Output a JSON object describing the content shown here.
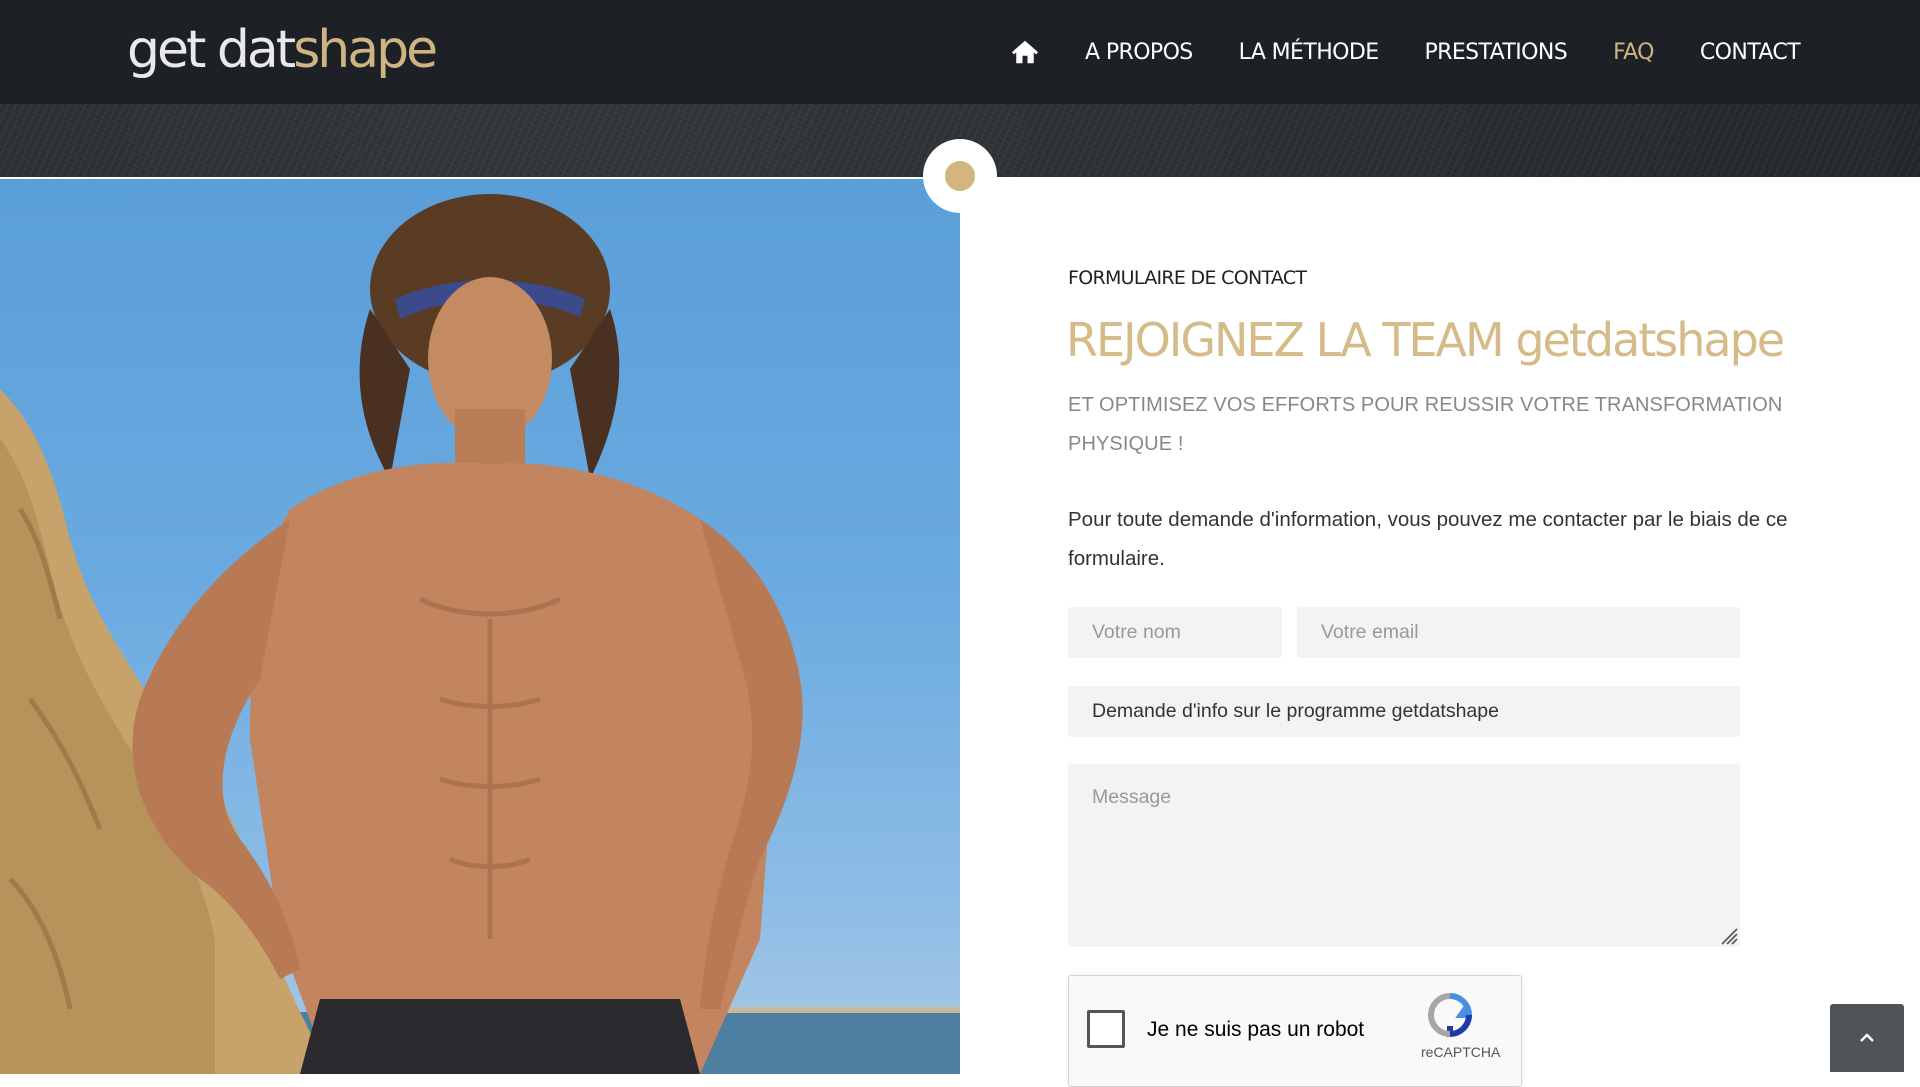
{
  "brand": {
    "logo_part1": "get dat",
    "logo_part2": "shape"
  },
  "nav": {
    "home_icon": "home-icon",
    "items": [
      {
        "label": "A PROPOS",
        "active": false
      },
      {
        "label": "LA MÉTHODE",
        "active": false
      },
      {
        "label": "PRESTATIONS",
        "active": false
      },
      {
        "label": "FAQ",
        "active": true
      },
      {
        "label": "CONTACT",
        "active": false
      }
    ]
  },
  "colors": {
    "accent": "#cdb482",
    "header_bg": "#1d2126"
  },
  "contact": {
    "section_label": "FORMULAIRE DE CONTACT",
    "heading": "REJOIGNEZ LA TEAM getdatshape",
    "subheading": "ET OPTIMISEZ VOS EFFORTS POUR REUSSIR VOTRE TRANSFORMATION PHYSIQUE !",
    "intro": "Pour toute demande d'information, vous pouvez me contacter par le biais de ce formulaire.",
    "form": {
      "name_placeholder": "Votre nom",
      "email_placeholder": "Votre email",
      "subject_value": "Demande d'info sur le programme getdatshape",
      "message_placeholder": "Message"
    },
    "captcha": {
      "label": "Je ne suis pas un robot",
      "brand": "reCAPTCHA"
    }
  },
  "scroll_top_icon": "chevron-up-icon"
}
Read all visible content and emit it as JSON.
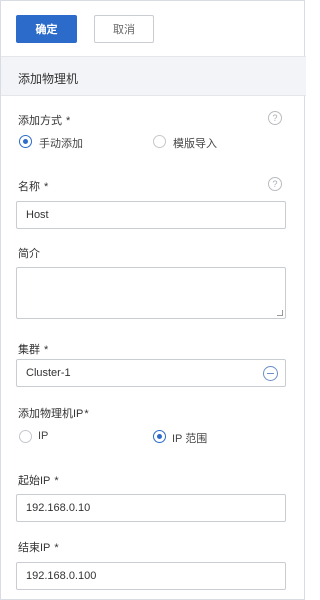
{
  "toolbar": {
    "confirm_label": "确定",
    "cancel_label": "取消"
  },
  "section": {
    "title": "添加物理机"
  },
  "form": {
    "add_method": {
      "label": "添加方式",
      "required_mark": "*",
      "help_glyph": "?",
      "options": [
        {
          "label": "手动添加",
          "selected": true
        },
        {
          "label": "模版导入",
          "selected": false
        }
      ]
    },
    "name": {
      "label": "名称",
      "required_mark": "*",
      "help_glyph": "?",
      "value": "Host"
    },
    "description": {
      "label": "简介",
      "value": ""
    },
    "cluster": {
      "label": "集群",
      "required_mark": "*",
      "value": "Cluster-1"
    },
    "ip_mode": {
      "label": "添加物理机IP",
      "required_mark": "*",
      "options": [
        {
          "label": "IP",
          "selected": false
        },
        {
          "label": "IP 范围",
          "selected": true
        }
      ]
    },
    "start_ip": {
      "label": "起始IP",
      "required_mark": "*",
      "value": "192.168.0.10"
    },
    "end_ip": {
      "label": "结束IP",
      "required_mark": "*",
      "value": "192.168.0.100"
    }
  },
  "colors": {
    "primary": "#2c6bc9",
    "header_bg": "#f2f4f7",
    "border": "#c9ccd1"
  }
}
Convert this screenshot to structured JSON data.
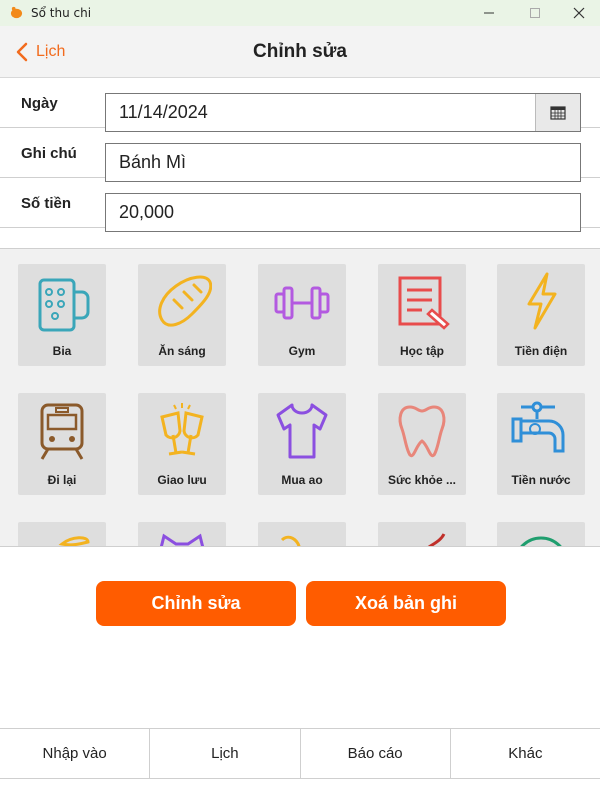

-*-

◆ Written task:
State how many lines of the listing include the word "JSON". Reply with the number alone.

◆ Full response:
3